WHAT IS NEEDED
Please print the full listing exactly.
>> START RECORD SET
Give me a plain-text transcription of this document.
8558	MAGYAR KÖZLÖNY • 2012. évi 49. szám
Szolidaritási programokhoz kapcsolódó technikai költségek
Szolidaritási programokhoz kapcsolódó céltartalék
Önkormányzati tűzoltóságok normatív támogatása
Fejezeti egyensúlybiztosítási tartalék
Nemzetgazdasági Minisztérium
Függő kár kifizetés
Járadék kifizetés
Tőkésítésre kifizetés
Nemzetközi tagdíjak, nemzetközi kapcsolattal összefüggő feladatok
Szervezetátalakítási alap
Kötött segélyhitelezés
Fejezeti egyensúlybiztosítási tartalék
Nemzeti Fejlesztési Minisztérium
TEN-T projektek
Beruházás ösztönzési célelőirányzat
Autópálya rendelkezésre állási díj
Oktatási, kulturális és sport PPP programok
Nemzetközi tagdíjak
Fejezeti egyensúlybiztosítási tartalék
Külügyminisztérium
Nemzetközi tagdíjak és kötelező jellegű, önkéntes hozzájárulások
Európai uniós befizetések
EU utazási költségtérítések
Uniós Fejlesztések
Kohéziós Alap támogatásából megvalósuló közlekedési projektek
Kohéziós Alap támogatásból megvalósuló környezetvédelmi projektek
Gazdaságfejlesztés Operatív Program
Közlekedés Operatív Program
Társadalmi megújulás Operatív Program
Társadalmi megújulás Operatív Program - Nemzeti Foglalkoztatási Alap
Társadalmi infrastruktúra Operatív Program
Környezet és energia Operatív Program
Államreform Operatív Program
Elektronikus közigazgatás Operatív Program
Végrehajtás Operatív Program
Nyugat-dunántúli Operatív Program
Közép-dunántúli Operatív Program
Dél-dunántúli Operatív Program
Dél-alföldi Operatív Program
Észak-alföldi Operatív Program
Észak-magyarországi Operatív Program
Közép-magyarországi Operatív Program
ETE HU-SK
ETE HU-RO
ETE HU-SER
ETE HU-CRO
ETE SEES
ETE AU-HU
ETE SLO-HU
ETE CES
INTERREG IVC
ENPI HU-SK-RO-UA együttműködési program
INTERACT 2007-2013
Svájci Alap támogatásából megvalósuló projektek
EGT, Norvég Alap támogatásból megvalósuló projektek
>> END RECORD SET
FINAL RESULT
Give me a plain-text transcription of this document.
8558	MAGYAR KÖZLÖNY • 2012. évi 49. szám
Szolidaritási programokhoz kapcsolódó technikai költségek
Szolidaritási programokhoz kapcsolódó céltartalék
Önkormányzati tűzoltóságok normatív támogatása
Fejezeti egyensúlybiztosítási tartalék
Nemzetgazdasági Minisztérium
Függő kár kifizetés
Járadék kifizetés
Tőkésítésre kifizetés
Nemzetközi tagdíjak, nemzetközi kapcsolattal összefüggő feladatok
Szervezetátalakítási alap
Kötött segélyhitelezés
Fejezeti egyensúlybiztosítási tartalék
Nemzeti Fejlesztési Minisztérium
TEN-T projektek
Beruházás ösztönzési célelőirányzat
Autópálya rendelkezésre állási díj
Oktatási, kulturális és sport PPP programok
Nemzetközi tagdíjak
Fejezeti egyensúlybiztosítási tartalék
Külügyminisztérium
Nemzetközi tagdíjak és kötelező jellegű, önkéntes hozzájárulások
Európai uniós befizetések
EU utazási költségtérítések
Uniós Fejlesztések
Kohéziós Alap támogatásából megvalósuló közlekedési projektek
Kohéziós Alap támogatásból megvalósuló környezetvédelmi projektek
Gazdaságfejlesztés Operatív Program
Közlekedés Operatív Program
Társadalmi megújulás Operatív Program
Társadalmi megújulás Operatív Program - Nemzeti Foglalkoztatási Alap
Társadalmi infrastruktúra Operatív Program
Környezet és energia Operatív Program
Államreform Operatív Program
Elektronikus közigazgatás Operatív Program
Végrehajtás Operatív Program
Nyugat-dunántúli Operatív Program
Közép-dunántúli Operatív Program
Dél-dunántúli Operatív Program
Dél-alföldi Operatív Program
Észak-alföldi Operatív Program
Észak-magyarországi Operatív Program
Közép-magyarországi Operatív Program
ETE HU-SK
ETE HU-RO
ETE HU-SER
ETE HU-CRO
ETE SEES
ETE AU-HU
ETE SLO-HU
ETE CES
INTERREG IVC
ENPI HU-SK-RO-UA együttműködési program
INTERACT 2007-2013
Svájci Alap támogatásából megvalósuló projektek
EGT, Norvég Alap támogatásból megvalósuló projektek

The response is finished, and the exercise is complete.